Reproduce the records below in full and exactly, without their images.
-- BEGIN Data supplied --
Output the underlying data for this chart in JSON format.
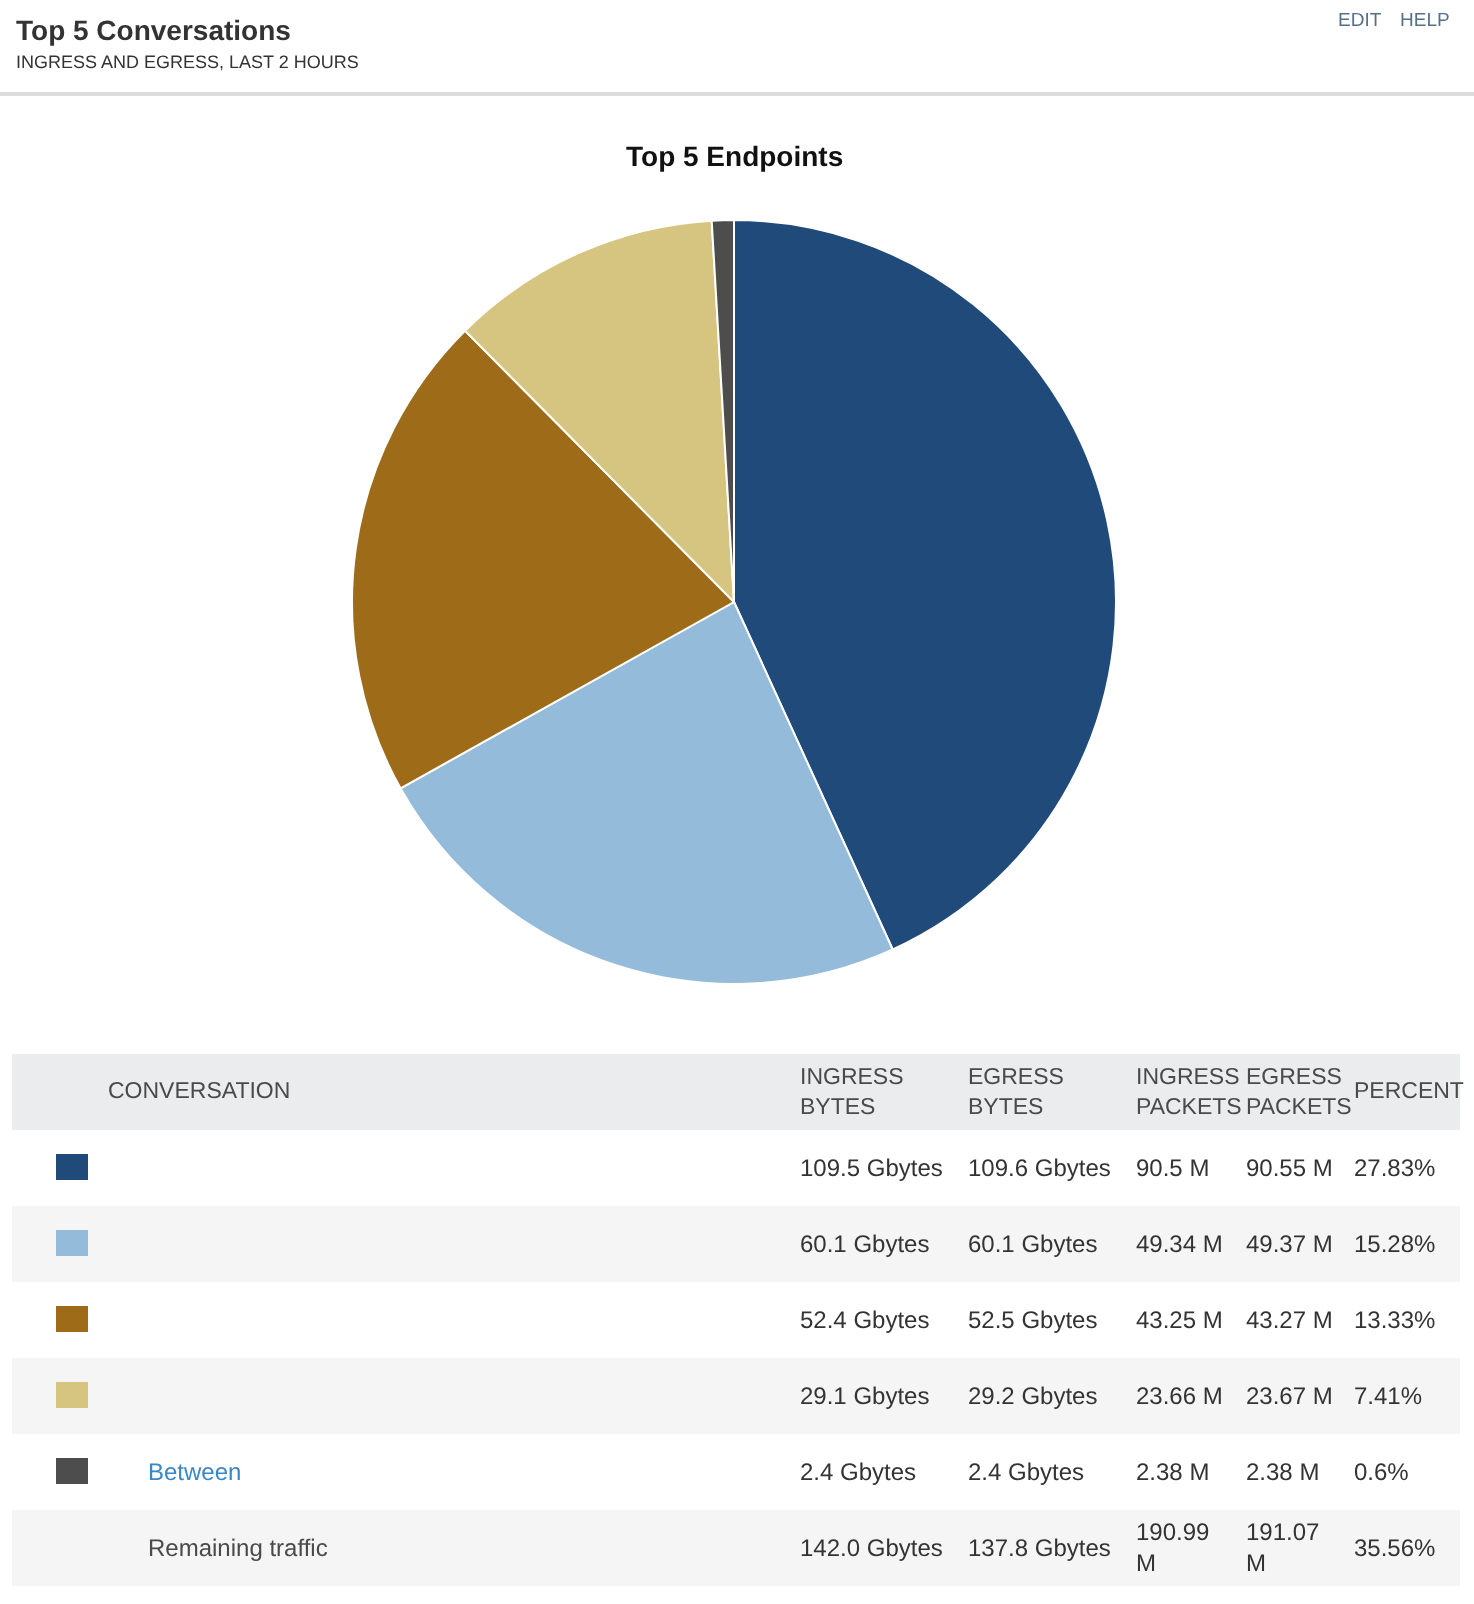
{
  "chart_data": [
    {
      "type": "other",
      "title": "Top 5 Conversations",
      "subtitle": "INGRESS AND EGRESS, LAST 2 HOURS",
      "annotations": [
        "EDIT",
        "HELP"
      ]
    },
    {
      "type": "pie",
      "title": "Top 5 Endpoints",
      "categories": [
        null,
        null,
        null,
        null,
        null
      ],
      "values": [
        43.18,
        23.71,
        20.68,
        11.5,
        0.93
      ],
      "colors": [
        "#1f4a7a",
        "#95bbdb",
        "#9e6c18",
        "#d6c580",
        "#4d4d4d"
      ]
    },
    {
      "type": "other",
      "ylabel": "CONVERSATION",
      "categories": [
        null,
        null,
        null,
        null,
        "Between",
        "Remaining traffic"
      ],
      "colors": [
        "#1f4a7a",
        "#95bbdb",
        "#9e6c18",
        "#d6c580",
        "#4d4d4d",
        null
      ],
      "annotations": [
        "INGRESS BYTES",
        "EGRESS BYTES",
        "INGRESS PACKETS",
        "EGRESS PACKETS",
        "PERCENT",
        "109.5 Gbytes",
        "109.6 Gbytes",
        "90.5 M",
        "90.55 M",
        "27.83%",
        "60.1 Gbytes",
        "60.1 Gbytes",
        "49.34 M",
        "49.37 M",
        "15.28%",
        "52.4 Gbytes",
        "52.5 Gbytes",
        "43.25 M",
        "43.27 M",
        "13.33%",
        "29.1 Gbytes",
        "29.2 Gbytes",
        "23.66 M",
        "23.67 M",
        "7.41%",
        "2.4 Gbytes",
        "2.4 Gbytes",
        "2.38 M",
        "2.38 M",
        "0.6%",
        "142.0 Gbytes",
        "137.8 Gbytes",
        "190.99 M",
        "191.07 M",
        "35.56%"
      ]
    }
  ]
}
-- END Data supplied --
• _Solution for this problem_
Output the underlying data for this chart in JSON format.
{
  "chart_data": [
    {
      "type": "other",
      "title": "Top 5 Conversations",
      "subtitle": "INGRESS AND EGRESS, LAST 2 HOURS",
      "annotations": [
        "EDIT",
        "HELP"
      ]
    },
    {
      "type": "pie",
      "title": "Top 5 Endpoints",
      "categories": [
        null,
        null,
        null,
        null,
        null
      ],
      "values": [
        43.18,
        23.71,
        20.68,
        11.5,
        0.93
      ],
      "colors": [
        "#1f4a7a",
        "#95bbdb",
        "#9e6c18",
        "#d6c580",
        "#4d4d4d"
      ]
    },
    {
      "type": "other",
      "ylabel": "CONVERSATION",
      "categories": [
        null,
        null,
        null,
        null,
        "Between",
        "Remaining traffic"
      ],
      "colors": [
        "#1f4a7a",
        "#95bbdb",
        "#9e6c18",
        "#d6c580",
        "#4d4d4d",
        null
      ],
      "annotations": [
        "INGRESS BYTES",
        "EGRESS BYTES",
        "INGRESS PACKETS",
        "EGRESS PACKETS",
        "PERCENT",
        "109.5 Gbytes",
        "109.6 Gbytes",
        "90.5 M",
        "90.55 M",
        "27.83%",
        "60.1 Gbytes",
        "60.1 Gbytes",
        "49.34 M",
        "49.37 M",
        "15.28%",
        "52.4 Gbytes",
        "52.5 Gbytes",
        "43.25 M",
        "43.27 M",
        "13.33%",
        "29.1 Gbytes",
        "29.2 Gbytes",
        "23.66 M",
        "23.67 M",
        "7.41%",
        "2.4 Gbytes",
        "2.4 Gbytes",
        "2.38 M",
        "2.38 M",
        "0.6%",
        "142.0 Gbytes",
        "137.8 Gbytes",
        "190.99 M",
        "191.07 M",
        "35.56%"
      ]
    }
  ]
}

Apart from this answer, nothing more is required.